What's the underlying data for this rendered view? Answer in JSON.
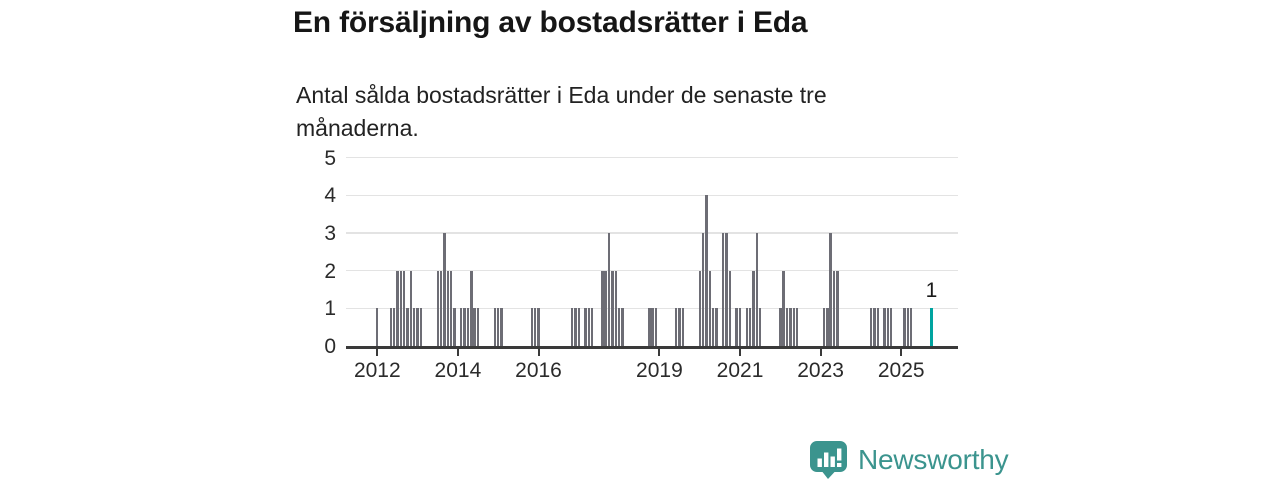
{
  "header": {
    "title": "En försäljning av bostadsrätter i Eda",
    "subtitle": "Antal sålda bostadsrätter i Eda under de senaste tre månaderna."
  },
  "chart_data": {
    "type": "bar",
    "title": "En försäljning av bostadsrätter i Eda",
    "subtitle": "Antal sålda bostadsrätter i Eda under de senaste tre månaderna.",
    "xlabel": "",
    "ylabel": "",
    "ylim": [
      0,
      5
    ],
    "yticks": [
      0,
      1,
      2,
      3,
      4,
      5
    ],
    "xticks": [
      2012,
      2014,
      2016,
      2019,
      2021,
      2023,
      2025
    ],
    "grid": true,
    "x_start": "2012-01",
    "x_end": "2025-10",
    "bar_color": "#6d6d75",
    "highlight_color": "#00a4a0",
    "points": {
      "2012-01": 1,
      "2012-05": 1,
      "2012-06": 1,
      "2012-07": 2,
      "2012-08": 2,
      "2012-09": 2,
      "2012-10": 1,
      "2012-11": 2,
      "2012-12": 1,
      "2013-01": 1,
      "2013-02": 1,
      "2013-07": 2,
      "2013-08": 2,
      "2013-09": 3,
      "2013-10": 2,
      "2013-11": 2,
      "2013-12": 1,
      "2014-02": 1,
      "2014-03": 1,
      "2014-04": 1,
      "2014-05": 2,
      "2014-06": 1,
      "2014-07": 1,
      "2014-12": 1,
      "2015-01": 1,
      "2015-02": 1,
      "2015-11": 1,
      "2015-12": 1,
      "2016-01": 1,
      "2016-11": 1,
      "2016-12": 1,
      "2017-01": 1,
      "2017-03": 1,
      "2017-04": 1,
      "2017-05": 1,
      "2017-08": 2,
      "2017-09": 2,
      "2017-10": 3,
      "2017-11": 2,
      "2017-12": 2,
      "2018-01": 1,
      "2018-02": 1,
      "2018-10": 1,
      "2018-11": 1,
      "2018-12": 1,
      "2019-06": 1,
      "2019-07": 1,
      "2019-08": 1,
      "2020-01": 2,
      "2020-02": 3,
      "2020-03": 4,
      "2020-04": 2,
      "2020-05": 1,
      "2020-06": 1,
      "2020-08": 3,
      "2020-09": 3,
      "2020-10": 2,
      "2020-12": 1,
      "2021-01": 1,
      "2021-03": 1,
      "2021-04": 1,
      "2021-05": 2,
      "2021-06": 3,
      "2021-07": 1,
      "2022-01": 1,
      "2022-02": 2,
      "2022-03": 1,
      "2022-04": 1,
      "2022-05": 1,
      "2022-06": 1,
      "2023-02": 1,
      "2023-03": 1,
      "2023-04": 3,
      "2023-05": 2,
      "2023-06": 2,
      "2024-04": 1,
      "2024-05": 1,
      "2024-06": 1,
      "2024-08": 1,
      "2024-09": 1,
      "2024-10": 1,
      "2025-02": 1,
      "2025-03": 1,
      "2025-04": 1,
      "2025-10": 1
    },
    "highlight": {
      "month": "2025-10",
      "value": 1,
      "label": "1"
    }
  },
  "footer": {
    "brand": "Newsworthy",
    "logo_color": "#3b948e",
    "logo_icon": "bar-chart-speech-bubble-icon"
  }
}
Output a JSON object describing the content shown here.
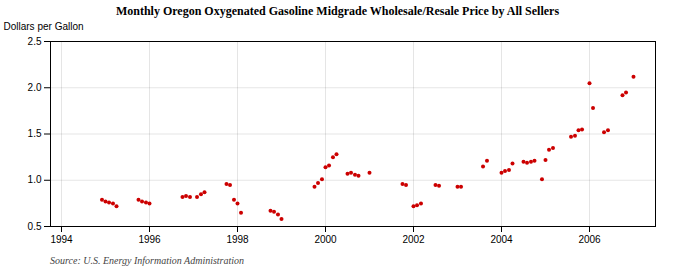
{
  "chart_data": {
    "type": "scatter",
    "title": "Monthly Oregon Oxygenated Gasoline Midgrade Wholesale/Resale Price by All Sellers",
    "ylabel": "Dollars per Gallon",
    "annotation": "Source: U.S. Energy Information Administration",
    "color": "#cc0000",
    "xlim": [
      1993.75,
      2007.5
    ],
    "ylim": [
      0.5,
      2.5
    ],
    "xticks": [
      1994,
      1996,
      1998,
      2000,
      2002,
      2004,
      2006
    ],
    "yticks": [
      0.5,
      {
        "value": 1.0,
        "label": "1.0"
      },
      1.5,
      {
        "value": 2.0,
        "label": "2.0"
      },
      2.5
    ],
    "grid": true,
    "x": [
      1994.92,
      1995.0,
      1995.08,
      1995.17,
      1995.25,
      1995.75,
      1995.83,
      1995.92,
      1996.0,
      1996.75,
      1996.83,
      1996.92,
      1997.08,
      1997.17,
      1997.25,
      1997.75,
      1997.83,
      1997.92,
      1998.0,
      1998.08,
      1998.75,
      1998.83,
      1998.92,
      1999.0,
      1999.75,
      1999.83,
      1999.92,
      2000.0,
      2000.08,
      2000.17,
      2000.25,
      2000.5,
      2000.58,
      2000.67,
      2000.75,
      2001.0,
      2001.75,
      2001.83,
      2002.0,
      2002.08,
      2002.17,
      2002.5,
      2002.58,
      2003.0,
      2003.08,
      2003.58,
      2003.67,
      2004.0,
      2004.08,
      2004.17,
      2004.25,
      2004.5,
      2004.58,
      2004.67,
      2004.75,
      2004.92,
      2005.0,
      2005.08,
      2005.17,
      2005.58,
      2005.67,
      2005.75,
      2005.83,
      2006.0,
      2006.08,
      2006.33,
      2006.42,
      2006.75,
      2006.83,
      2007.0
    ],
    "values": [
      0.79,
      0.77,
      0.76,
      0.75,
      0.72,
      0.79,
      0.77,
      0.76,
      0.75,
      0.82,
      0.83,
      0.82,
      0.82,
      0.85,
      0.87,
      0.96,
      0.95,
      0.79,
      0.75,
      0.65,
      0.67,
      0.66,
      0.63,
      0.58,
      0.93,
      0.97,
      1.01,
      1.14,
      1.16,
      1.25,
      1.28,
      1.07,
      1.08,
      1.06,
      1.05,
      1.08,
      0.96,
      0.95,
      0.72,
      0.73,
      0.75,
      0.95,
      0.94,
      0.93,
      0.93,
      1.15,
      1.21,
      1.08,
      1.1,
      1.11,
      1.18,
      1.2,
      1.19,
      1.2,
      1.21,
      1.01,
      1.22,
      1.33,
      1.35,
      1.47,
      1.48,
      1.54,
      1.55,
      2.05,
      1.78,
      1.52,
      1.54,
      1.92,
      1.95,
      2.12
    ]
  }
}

----------------

§ GOAL
Pictures in the records must not appear in the copy; transcribe everything else precisely.

§ CORRECT RESULT
What's the underlying data for this rendered view? Answer in JSON.
{
  "header": {
    "title": "En försäljning av bostadsrätter i Eda",
    "subtitle": "Antal sålda bostadsrätter i Eda under de senaste tre månaderna."
  },
  "chart_data": {
    "type": "bar",
    "title": "En försäljning av bostadsrätter i Eda",
    "subtitle": "Antal sålda bostadsrätter i Eda under de senaste tre månaderna.",
    "xlabel": "",
    "ylabel": "",
    "ylim": [
      0,
      5
    ],
    "yticks": [
      0,
      1,
      2,
      3,
      4,
      5
    ],
    "xticks": [
      2012,
      2014,
      2016,
      2019,
      2021,
      2023,
      2025
    ],
    "grid": true,
    "x_start": "2012-01",
    "x_end": "2025-10",
    "bar_color": "#6d6d75",
    "highlight_color": "#00a4a0",
    "points": {
      "2012-01": 1,
      "2012-05": 1,
      "2012-06": 1,
      "2012-07": 2,
      "2012-08": 2,
      "2012-09": 2,
      "2012-10": 1,
      "2012-11": 2,
      "2012-12": 1,
      "2013-01": 1,
      "2013-02": 1,
      "2013-07": 2,
      "2013-08": 2,
      "2013-09": 3,
      "2013-10": 2,
      "2013-11": 2,
      "2013-12": 1,
      "2014-02": 1,
      "2014-03": 1,
      "2014-04": 1,
      "2014-05": 2,
      "2014-06": 1,
      "2014-07": 1,
      "2014-12": 1,
      "2015-01": 1,
      "2015-02": 1,
      "2015-11": 1,
      "2015-12": 1,
      "2016-01": 1,
      "2016-11": 1,
      "2016-12": 1,
      "2017-01": 1,
      "2017-03": 1,
      "2017-04": 1,
      "2017-05": 1,
      "2017-08": 2,
      "2017-09": 2,
      "2017-10": 3,
      "2017-11": 2,
      "2017-12": 2,
      "2018-01": 1,
      "2018-02": 1,
      "2018-10": 1,
      "2018-11": 1,
      "2018-12": 1,
      "2019-06": 1,
      "2019-07": 1,
      "2019-08": 1,
      "2020-01": 2,
      "2020-02": 3,
      "2020-03": 4,
      "2020-04": 2,
      "2020-05": 1,
      "2020-06": 1,
      "2020-08": 3,
      "2020-09": 3,
      "2020-10": 2,
      "2020-12": 1,
      "2021-01": 1,
      "2021-03": 1,
      "2021-04": 1,
      "2021-05": 2,
      "2021-06": 3,
      "2021-07": 1,
      "2022-01": 1,
      "2022-02": 2,
      "2022-03": 1,
      "2022-04": 1,
      "2022-05": 1,
      "2022-06": 1,
      "2023-02": 1,
      "2023-03": 1,
      "2023-04": 3,
      "2023-05": 2,
      "2023-06": 2,
      "2024-04": 1,
      "2024-05": 1,
      "2024-06": 1,
      "2024-08": 1,
      "2024-09": 1,
      "2024-10": 1,
      "2025-02": 1,
      "2025-03": 1,
      "2025-04": 1,
      "2025-10": 1
    },
    "highlight": {
      "month": "2025-10",
      "value": 1,
      "label": "1"
    }
  },
  "footer": {
    "brand": "Newsworthy",
    "logo_color": "#3b948e",
    "logo_icon": "bar-chart-speech-bubble-icon"
  }
}
Output a JSON object describing the content shown here.
{
  "chart_data": {
    "type": "scatter",
    "title": "Monthly Oregon Oxygenated Gasoline Midgrade Wholesale/Resale Price by All Sellers",
    "ylabel": "Dollars per Gallon",
    "annotation": "Source: U.S. Energy Information Administration",
    "color": "#cc0000",
    "xlim": [
      1993.75,
      2007.5
    ],
    "ylim": [
      0.5,
      2.5
    ],
    "xticks": [
      1994,
      1996,
      1998,
      2000,
      2002,
      2004,
      2006
    ],
    "yticks": [
      0.5,
      {
        "value": 1.0,
        "label": "1.0"
      },
      1.5,
      {
        "value": 2.0,
        "label": "2.0"
      },
      2.5
    ],
    "grid": true,
    "x": [
      1994.92,
      1995.0,
      1995.08,
      1995.17,
      1995.25,
      1995.75,
      1995.83,
      1995.92,
      1996.0,
      1996.75,
      1996.83,
      1996.92,
      1997.08,
      1997.17,
      1997.25,
      1997.75,
      1997.83,
      1997.92,
      1998.0,
      1998.08,
      1998.75,
      1998.83,
      1998.92,
      1999.0,
      1999.75,
      1999.83,
      1999.92,
      2000.0,
      2000.08,
      2000.17,
      2000.25,
      2000.5,
      2000.58,
      2000.67,
      2000.75,
      2001.0,
      2001.75,
      2001.83,
      2002.0,
      2002.08,
      2002.17,
      2002.5,
      2002.58,
      2003.0,
      2003.08,
      2003.58,
      2003.67,
      2004.0,
      2004.08,
      2004.17,
      2004.25,
      2004.5,
      2004.58,
      2004.67,
      2004.75,
      2004.92,
      2005.0,
      2005.08,
      2005.17,
      2005.58,
      2005.67,
      2005.75,
      2005.83,
      2006.0,
      2006.08,
      2006.33,
      2006.42,
      2006.75,
      2006.83,
      2007.0
    ],
    "values": [
      0.79,
      0.77,
      0.76,
      0.75,
      0.72,
      0.79,
      0.77,
      0.76,
      0.75,
      0.82,
      0.83,
      0.82,
      0.82,
      0.85,
      0.87,
      0.96,
      0.95,
      0.79,
      0.75,
      0.65,
      0.67,
      0.66,
      0.63,
      0.58,
      0.93,
      0.97,
      1.01,
      1.14,
      1.16,
      1.25,
      1.28,
      1.07,
      1.08,
      1.06,
      1.05,
      1.08,
      0.96,
      0.95,
      0.72,
      0.73,
      0.75,
      0.95,
      0.94,
      0.93,
      0.93,
      1.15,
      1.21,
      1.08,
      1.1,
      1.11,
      1.18,
      1.2,
      1.19,
      1.2,
      1.21,
      1.01,
      1.22,
      1.33,
      1.35,
      1.47,
      1.48,
      1.54,
      1.55,
      2.05,
      1.78,
      1.52,
      1.54,
      1.92,
      1.95,
      2.12
    ]
  }
}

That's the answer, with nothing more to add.